### Request:
Set down all of the data exactly as it appears.

### Data records:

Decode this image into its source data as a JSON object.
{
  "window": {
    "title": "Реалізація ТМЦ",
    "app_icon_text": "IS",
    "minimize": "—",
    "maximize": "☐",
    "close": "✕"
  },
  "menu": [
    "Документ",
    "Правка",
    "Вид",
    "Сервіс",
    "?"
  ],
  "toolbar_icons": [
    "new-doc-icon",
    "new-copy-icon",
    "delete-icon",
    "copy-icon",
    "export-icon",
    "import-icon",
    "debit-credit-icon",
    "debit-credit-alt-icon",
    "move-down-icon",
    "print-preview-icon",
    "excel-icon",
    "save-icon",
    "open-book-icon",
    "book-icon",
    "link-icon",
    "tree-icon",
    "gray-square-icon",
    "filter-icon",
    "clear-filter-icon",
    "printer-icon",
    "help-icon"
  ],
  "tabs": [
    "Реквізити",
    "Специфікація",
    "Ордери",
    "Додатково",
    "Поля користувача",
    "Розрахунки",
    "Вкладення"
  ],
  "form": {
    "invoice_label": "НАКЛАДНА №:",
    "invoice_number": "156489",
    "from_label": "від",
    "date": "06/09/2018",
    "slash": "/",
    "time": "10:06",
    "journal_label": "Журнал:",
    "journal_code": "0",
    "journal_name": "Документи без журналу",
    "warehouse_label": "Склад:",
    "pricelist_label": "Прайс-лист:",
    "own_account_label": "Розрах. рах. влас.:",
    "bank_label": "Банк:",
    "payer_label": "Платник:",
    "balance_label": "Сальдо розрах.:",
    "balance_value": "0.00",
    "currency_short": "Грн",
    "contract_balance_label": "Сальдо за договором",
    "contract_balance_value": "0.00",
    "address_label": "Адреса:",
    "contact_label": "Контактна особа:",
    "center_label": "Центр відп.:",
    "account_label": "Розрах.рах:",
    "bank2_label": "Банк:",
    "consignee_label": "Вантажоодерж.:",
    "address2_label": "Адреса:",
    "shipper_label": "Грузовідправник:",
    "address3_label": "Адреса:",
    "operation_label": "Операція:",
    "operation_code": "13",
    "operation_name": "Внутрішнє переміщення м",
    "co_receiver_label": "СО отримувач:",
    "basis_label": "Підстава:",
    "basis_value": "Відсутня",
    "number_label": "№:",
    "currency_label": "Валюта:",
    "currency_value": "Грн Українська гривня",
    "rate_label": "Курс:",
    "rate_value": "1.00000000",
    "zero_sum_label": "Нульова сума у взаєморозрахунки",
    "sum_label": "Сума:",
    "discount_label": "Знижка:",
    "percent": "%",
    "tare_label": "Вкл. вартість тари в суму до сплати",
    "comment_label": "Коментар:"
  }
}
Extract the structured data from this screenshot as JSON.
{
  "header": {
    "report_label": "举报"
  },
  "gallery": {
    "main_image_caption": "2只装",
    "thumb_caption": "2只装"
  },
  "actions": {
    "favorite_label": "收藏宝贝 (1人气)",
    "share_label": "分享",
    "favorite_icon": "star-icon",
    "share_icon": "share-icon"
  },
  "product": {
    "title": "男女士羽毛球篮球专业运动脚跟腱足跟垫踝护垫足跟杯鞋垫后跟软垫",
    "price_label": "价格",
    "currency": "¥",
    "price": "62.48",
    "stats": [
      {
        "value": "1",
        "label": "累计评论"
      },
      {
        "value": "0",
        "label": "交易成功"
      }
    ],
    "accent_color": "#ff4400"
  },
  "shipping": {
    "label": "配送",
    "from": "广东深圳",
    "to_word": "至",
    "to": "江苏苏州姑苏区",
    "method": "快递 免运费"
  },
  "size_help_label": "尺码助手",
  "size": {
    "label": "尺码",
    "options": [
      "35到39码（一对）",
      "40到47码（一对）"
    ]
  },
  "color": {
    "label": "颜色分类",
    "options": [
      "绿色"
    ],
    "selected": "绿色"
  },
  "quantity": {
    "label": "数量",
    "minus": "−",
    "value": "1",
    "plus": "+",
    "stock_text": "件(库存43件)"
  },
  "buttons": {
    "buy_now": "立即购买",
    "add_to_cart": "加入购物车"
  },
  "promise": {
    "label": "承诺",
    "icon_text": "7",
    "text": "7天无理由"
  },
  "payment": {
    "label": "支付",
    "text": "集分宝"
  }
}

### In response:
Decode this image into its source data as a JSON object.
{
  "window": {
    "title": "Реалізація ТМЦ",
    "app_icon_text": "IS",
    "minimize": "—",
    "maximize": "☐",
    "close": "✕"
  },
  "menu": [
    "Документ",
    "Правка",
    "Вид",
    "Сервіс",
    "?"
  ],
  "toolbar_icons": [
    "new-doc-icon",
    "new-copy-icon",
    "delete-icon",
    "copy-icon",
    "export-icon",
    "import-icon",
    "debit-credit-icon",
    "debit-credit-alt-icon",
    "move-down-icon",
    "print-preview-icon",
    "excel-icon",
    "save-icon",
    "open-book-icon",
    "book-icon",
    "link-icon",
    "tree-icon",
    "gray-square-icon",
    "filter-icon",
    "clear-filter-icon",
    "printer-icon",
    "help-icon"
  ],
  "tabs": [
    "Реквізити",
    "Специфікація",
    "Ордери",
    "Додатково",
    "Поля користувача",
    "Розрахунки",
    "Вкладення"
  ],
  "form": {
    "invoice_label": "НАКЛАДНА №:",
    "invoice_number": "156489",
    "from_label": "від",
    "date": "06/09/2018",
    "slash": "/",
    "time": "10:06",
    "journal_label": "Журнал:",
    "journal_code": "0",
    "journal_name": "Документи без журналу",
    "warehouse_label": "Склад:",
    "pricelist_label": "Прайс-лист:",
    "own_account_label": "Розрах. рах. влас.:",
    "bank_label": "Банк:",
    "payer_label": "Платник:",
    "balance_label": "Сальдо розрах.:",
    "balance_value": "0.00",
    "currency_short": "Грн",
    "contract_balance_label": "Сальдо за договором",
    "contract_balance_value": "0.00",
    "address_label": "Адреса:",
    "contact_label": "Контактна особа:",
    "center_label": "Центр відп.:",
    "account_label": "Розрах.рах:",
    "bank2_label": "Банк:",
    "consignee_label": "Вантажоодерж.:",
    "address2_label": "Адреса:",
    "shipper_label": "Грузовідправник:",
    "address3_label": "Адреса:",
    "operation_label": "Операція:",
    "operation_code": "13",
    "operation_name": "Внутрішнє переміщення м",
    "co_receiver_label": "СО отримувач:",
    "basis_label": "Підстава:",
    "basis_value": "Відсутня",
    "number_label": "№:",
    "currency_label": "Валюта:",
    "currency_value": "Грн Українська гривня",
    "rate_label": "Курс:",
    "rate_value": "1.00000000",
    "zero_sum_label": "Нульова сума у взаєморозрахунки",
    "sum_label": "Сума:",
    "discount_label": "Знижка:",
    "percent": "%",
    "tare_label": "Вкл. вартість тари в суму до сплати",
    "comment_label": "Коментар:"
  }
}
Extract the structured data from this screenshot as JSON.
{
  "header": {
    "report_label": "举报"
  },
  "gallery": {
    "main_image_caption": "2只装",
    "thumb_caption": "2只装"
  },
  "actions": {
    "favorite_label": "收藏宝贝 (1人气)",
    "share_label": "分享",
    "favorite_icon": "star-icon",
    "share_icon": "share-icon"
  },
  "product": {
    "title": "男女士羽毛球篮球专业运动脚跟腱足跟垫踝护垫足跟杯鞋垫后跟软垫",
    "price_label": "价格",
    "currency": "¥",
    "price": "62.48",
    "stats": [
      {
        "value": "1",
        "label": "累计评论"
      },
      {
        "value": "0",
        "label": "交易成功"
      }
    ],
    "accent_color": "#ff4400"
  },
  "shipping": {
    "label": "配送",
    "from": "广东深圳",
    "to_word": "至",
    "to": "江苏苏州姑苏区",
    "method": "快递 免运费"
  },
  "size_help_label": "尺码助手",
  "size": {
    "label": "尺码",
    "options": [
      "35到39码（一对）",
      "40到47码（一对）"
    ]
  },
  "color": {
    "label": "颜色分类",
    "options": [
      "绿色"
    ],
    "selected": "绿色"
  },
  "quantity": {
    "label": "数量",
    "minus": "−",
    "value": "1",
    "plus": "+",
    "stock_text": "件(库存43件)"
  },
  "buttons": {
    "buy_now": "立即购买",
    "add_to_cart": "加入购物车"
  },
  "promise": {
    "label": "承诺",
    "icon_text": "7",
    "text": "7天无理由"
  },
  "payment": {
    "label": "支付",
    "text": "集分宝"
  }
}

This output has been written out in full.